*WORK INSTRUCTIONS*
Go through the records and copy each line where the word "zoom" occurs.

*DATA IN THIS EXERCISE*
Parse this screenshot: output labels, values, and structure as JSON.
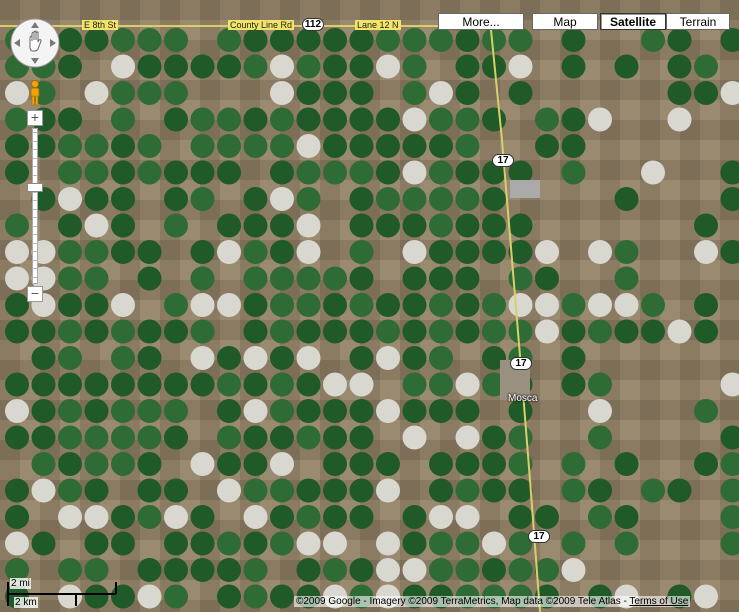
{
  "map": {
    "type_buttons": {
      "more": "More...",
      "map": "Map",
      "satellite": "Satellite",
      "terrain": "Terrain",
      "active": "satellite"
    },
    "road_labels": {
      "e8th": "E 8th St",
      "county_line": "County Line Rd",
      "lane12n": "Lane 12 N"
    },
    "shields": {
      "s112": "112",
      "s17_a": "17",
      "s17_b": "17",
      "s17_c": "17"
    },
    "town": "Mosca",
    "scale": {
      "miles": "2 mi",
      "km": "2 km"
    },
    "copyright": {
      "text": "©2009 Google - Imagery ©2009 TerraMetrics, Map data ©2009 Tele Atlas - ",
      "terms": "Terms of Use"
    },
    "colors": {
      "ground": "#8a7a64",
      "field_dark": "#1f5a28",
      "field_mid": "#2f6b35",
      "field_pale": "#d8d8d0",
      "highway": "#d8cf6a"
    },
    "icons": [
      "pan-icon",
      "pegman-icon",
      "zoom-in-icon",
      "zoom-out-icon"
    ]
  }
}
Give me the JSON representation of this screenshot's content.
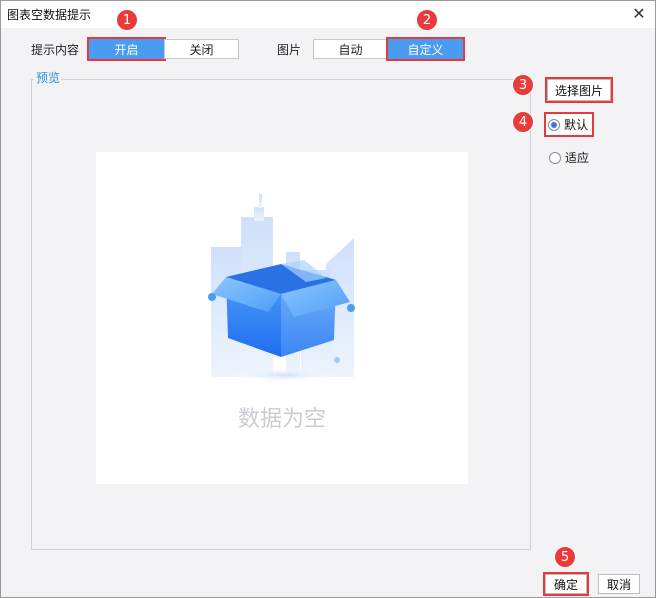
{
  "window": {
    "title": "图表空数据提示",
    "close_glyph": "✕"
  },
  "content_prompt": {
    "label": "提示内容",
    "options": [
      {
        "label": "开启",
        "selected": true
      },
      {
        "label": "关闭",
        "selected": false
      }
    ]
  },
  "picture": {
    "label": "图片",
    "options": [
      {
        "label": "自动",
        "selected": false
      },
      {
        "label": "自定义",
        "selected": true
      }
    ]
  },
  "preview": {
    "legend": "预览",
    "empty_text": "数据为空"
  },
  "side": {
    "choose_image_label": "选择图片",
    "radios": [
      {
        "label": "默认",
        "checked": true
      },
      {
        "label": "适应",
        "checked": false
      }
    ]
  },
  "footer": {
    "ok_label": "确定",
    "cancel_label": "取消"
  },
  "badges": [
    "1",
    "2",
    "3",
    "4",
    "5"
  ],
  "colors": {
    "accent": "#4a9cf2",
    "annotation": "#ea3b3b",
    "legend": "#2f8fd8"
  }
}
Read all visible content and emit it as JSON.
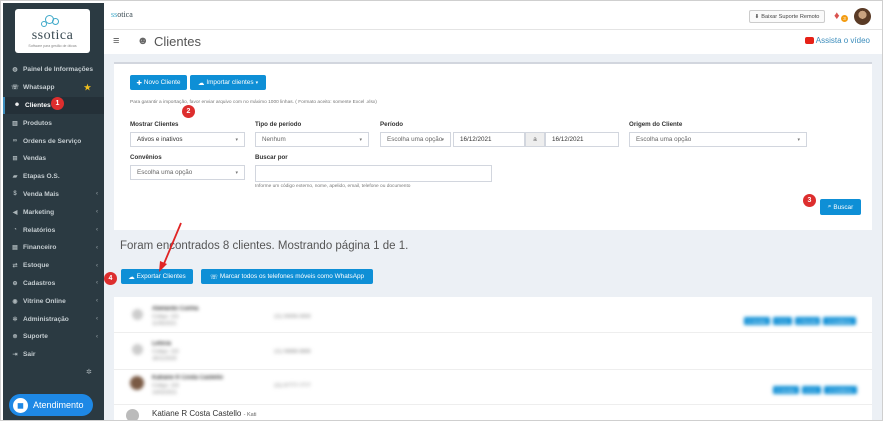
{
  "sidebar": {
    "logo_text": "ssotica",
    "logo_sub": "Software para gestão de óticas",
    "items": [
      {
        "label": "Painel de Informações",
        "icon": "dashboard-icon",
        "glyph": "◍",
        "chevron": false
      },
      {
        "label": "Whatsapp",
        "icon": "whatsapp-icon",
        "glyph": "☏",
        "chevron": false,
        "star": true
      },
      {
        "label": "Clientes",
        "icon": "users-icon",
        "glyph": "☻",
        "chevron": false,
        "active": true
      },
      {
        "label": "Produtos",
        "icon": "barcode-icon",
        "glyph": "▥",
        "chevron": false
      },
      {
        "label": "Ordens de Serviço",
        "icon": "glasses-icon",
        "glyph": "∞",
        "chevron": false
      },
      {
        "label": "Vendas",
        "icon": "cart-icon",
        "glyph": "⊞",
        "chevron": false
      },
      {
        "label": "Etapas O.S.",
        "icon": "truck-icon",
        "glyph": "▰",
        "chevron": false
      },
      {
        "label": "Venda Mais",
        "icon": "dollar-icon",
        "glyph": "$",
        "chevron": true
      },
      {
        "label": "Marketing",
        "icon": "megaphone-icon",
        "glyph": "◀",
        "chevron": true
      },
      {
        "label": "Relatórios",
        "icon": "chart-icon",
        "glyph": "◔",
        "chevron": true
      },
      {
        "label": "Financeiro",
        "icon": "money-icon",
        "glyph": "▤",
        "chevron": true
      },
      {
        "label": "Estoque",
        "icon": "exchange-icon",
        "glyph": "⇄",
        "chevron": true
      },
      {
        "label": "Cadastros",
        "icon": "plus-square-icon",
        "glyph": "⊕",
        "chevron": true
      },
      {
        "label": "Vitrine Online",
        "icon": "globe-icon",
        "glyph": "◉",
        "chevron": true
      },
      {
        "label": "Administração",
        "icon": "cogs-icon",
        "glyph": "✲",
        "chevron": true
      },
      {
        "label": "Suporte",
        "icon": "life-ring-icon",
        "glyph": "⊗",
        "chevron": true
      },
      {
        "label": "Sair",
        "icon": "sign-out-icon",
        "glyph": "⇥",
        "chevron": false
      }
    ],
    "atendimento_label": "Atendimento"
  },
  "topbar": {
    "logo": "ssotica",
    "download_label": "Baixar Suporte Remoto",
    "notification_count": "3"
  },
  "header": {
    "title": "Clientes",
    "video_link": "Assista o vídeo"
  },
  "actions": {
    "new_client": "Novo Cliente",
    "import_clients": "Importar clientes",
    "import_note": "Para garantir a importação, favor enviar arquivo com no máximo 1000 linhas. ( Formato aceito: somente Excel .xlsx)"
  },
  "filters": {
    "mostrar_label": "Mostrar Clientes",
    "mostrar_value": "Ativos e inativos",
    "tipo_label": "Tipo de período",
    "tipo_placeholder": "Nenhum",
    "periodo_label": "Período",
    "periodo_placeholder": "Escolha uma opção",
    "date_from": "16/12/2021",
    "date_sep": "a",
    "date_to": "16/12/2021",
    "origem_label": "Origem do Cliente",
    "origem_placeholder": "Escolha uma opção",
    "convenios_label": "Convênios",
    "convenios_placeholder": "Escolha uma opção",
    "buscar_label": "Buscar por",
    "buscar_help": "Informe um código externo, nome, apelido, email, telefone ou documento",
    "search_button": "Buscar"
  },
  "results": {
    "summary": "Foram encontrados 8 clientes. Mostrando página 1 de 1.",
    "export_button": "Exportar Clientes",
    "whatsapp_button": "Marcar todos os telefones móveis como WhatsApp"
  },
  "clients": [
    {
      "name": "Abelardo Cunha",
      "sub1": "Código: 101",
      "sub2": "11/05/2021",
      "phone": "(11) 99999-9999",
      "tags": [
        "5 Vendas",
        "7 O.S.",
        "1 Receita",
        "3 Crediários"
      ]
    },
    {
      "name": "Letícia",
      "sub1": "Código: 102",
      "sub2": "18/11/2020",
      "phone": "(11) 98888-8888",
      "tags": []
    },
    {
      "name": "Katiane R Costa Castello",
      "sub1": "Código: 103",
      "sub2": "14/02/2021",
      "phone": "(11) 97777-7777",
      "tags": [
        "5 Vendas",
        "2 O.S.",
        "4 Crediários"
      ]
    }
  ],
  "last_client": {
    "name": "Katiane R Costa Castello",
    "nickname": "- Kati"
  },
  "annotations": [
    "1",
    "2",
    "3",
    "4"
  ]
}
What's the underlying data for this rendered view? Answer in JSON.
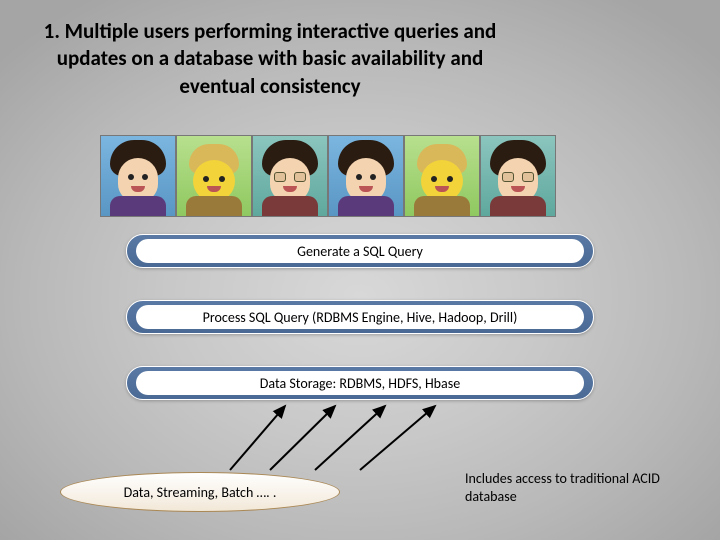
{
  "title": "1. Multiple users performing interactive queries and updates on a database with basic availability and eventual consistency",
  "layers": {
    "l1": "Generate a SQL Query",
    "l2": "Process SQL Query (RDBMS Engine, Hive, Hadoop, Drill)",
    "l3": "Data Storage: RDBMS, HDFS, Hbase"
  },
  "source": "Data, Streaming, Batch ….  .",
  "note": "Includes access to traditional ACID database"
}
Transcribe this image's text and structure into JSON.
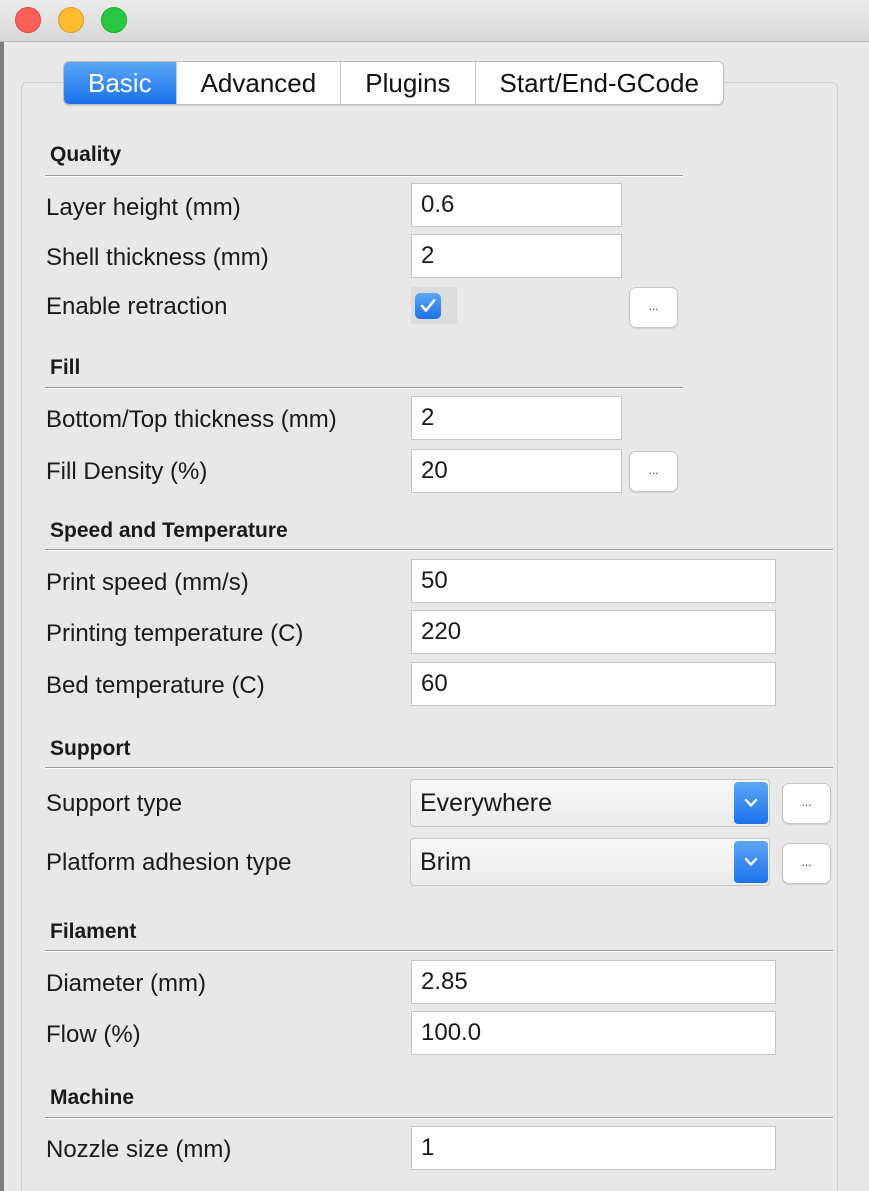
{
  "window": {
    "controls": [
      "close-button",
      "minimize-button",
      "zoom-button"
    ]
  },
  "tabs": [
    {
      "label": "Basic",
      "active": true
    },
    {
      "label": "Advanced",
      "active": false
    },
    {
      "label": "Plugins",
      "active": false
    },
    {
      "label": "Start/End-GCode",
      "active": false
    }
  ],
  "quality": {
    "heading": "Quality",
    "layer_height": {
      "label": "Layer height (mm)",
      "value": "0.6"
    },
    "shell_thickness": {
      "label": "Shell thickness (mm)",
      "value": "2"
    },
    "enable_retraction": {
      "label": "Enable retraction",
      "checked": true
    },
    "retraction_more": "..."
  },
  "fill": {
    "heading": "Fill",
    "bottom_top_thickness": {
      "label": "Bottom/Top thickness (mm)",
      "value": "2"
    },
    "fill_density": {
      "label": "Fill Density (%)",
      "value": "20"
    },
    "fill_more": "..."
  },
  "speed": {
    "heading": "Speed and Temperature",
    "print_speed": {
      "label": "Print speed (mm/s)",
      "value": "50"
    },
    "printing_temperature": {
      "label": "Printing temperature (C)",
      "value": "220"
    },
    "bed_temperature": {
      "label": "Bed temperature (C)",
      "value": "60"
    }
  },
  "support": {
    "heading": "Support",
    "support_type": {
      "label": "Support type",
      "value": "Everywhere"
    },
    "support_more": "...",
    "platform_adhesion": {
      "label": "Platform adhesion type",
      "value": "Brim"
    },
    "adhesion_more": "..."
  },
  "filament": {
    "heading": "Filament",
    "diameter": {
      "label": "Diameter (mm)",
      "value": "2.85"
    },
    "flow": {
      "label": "Flow (%)",
      "value": "100.0"
    }
  },
  "machine": {
    "heading": "Machine",
    "nozzle_size": {
      "label": "Nozzle size (mm)",
      "value": "1"
    }
  },
  "colors": {
    "accent": "#1a72ec",
    "close": "#fc5f57",
    "minimize": "#fdbc2e",
    "zoom": "#2ac840"
  }
}
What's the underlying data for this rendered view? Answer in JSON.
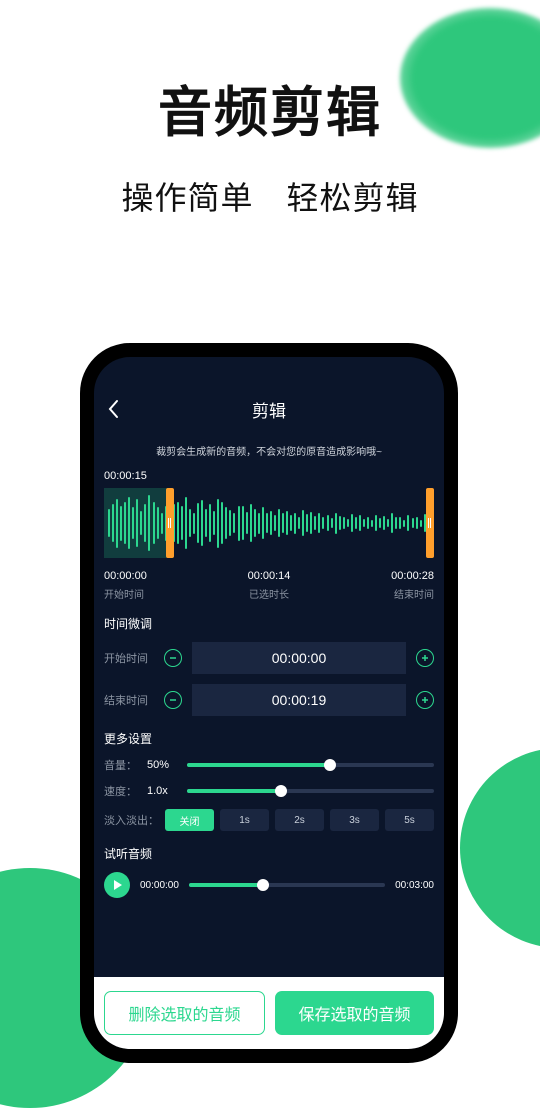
{
  "page": {
    "title": "音频剪辑",
    "subtitle": "操作简单　轻松剪辑"
  },
  "screen": {
    "title": "剪辑",
    "info": "裁剪会生成新的音频，不会对您的原音造成影响哦~",
    "total_time": "00:00:15",
    "times": {
      "start": "00:00:00",
      "selected": "00:00:14",
      "end": "00:00:28",
      "start_label": "开始时间",
      "selected_label": "已选时长",
      "end_label": "结束时间"
    },
    "fine_adjust_title": "时间微调",
    "adjust": {
      "start_label": "开始时间",
      "start_value": "00:00:00",
      "end_label": "结束时间",
      "end_value": "00:00:19"
    },
    "more_settings_title": "更多设置",
    "volume": {
      "label": "音量：",
      "value": "50%",
      "percent": 58
    },
    "speed": {
      "label": "速度：",
      "value": "1.0x",
      "percent": 38
    },
    "fade": {
      "label": "淡入淡出：",
      "options": [
        "关闭",
        "1s",
        "2s",
        "3s",
        "5s"
      ],
      "active_index": 0
    },
    "preview": {
      "title": "试听音频",
      "current": "00:00:00",
      "total": "00:03:00",
      "percent": 38
    }
  },
  "actions": {
    "delete": "删除选取的音频",
    "save": "保存选取的音频"
  }
}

*CORRECT RESULT*
      "zoom-in-icon",
      "zoom-out-icon"
      "zoom-button"
    "zoom": "#2ac840"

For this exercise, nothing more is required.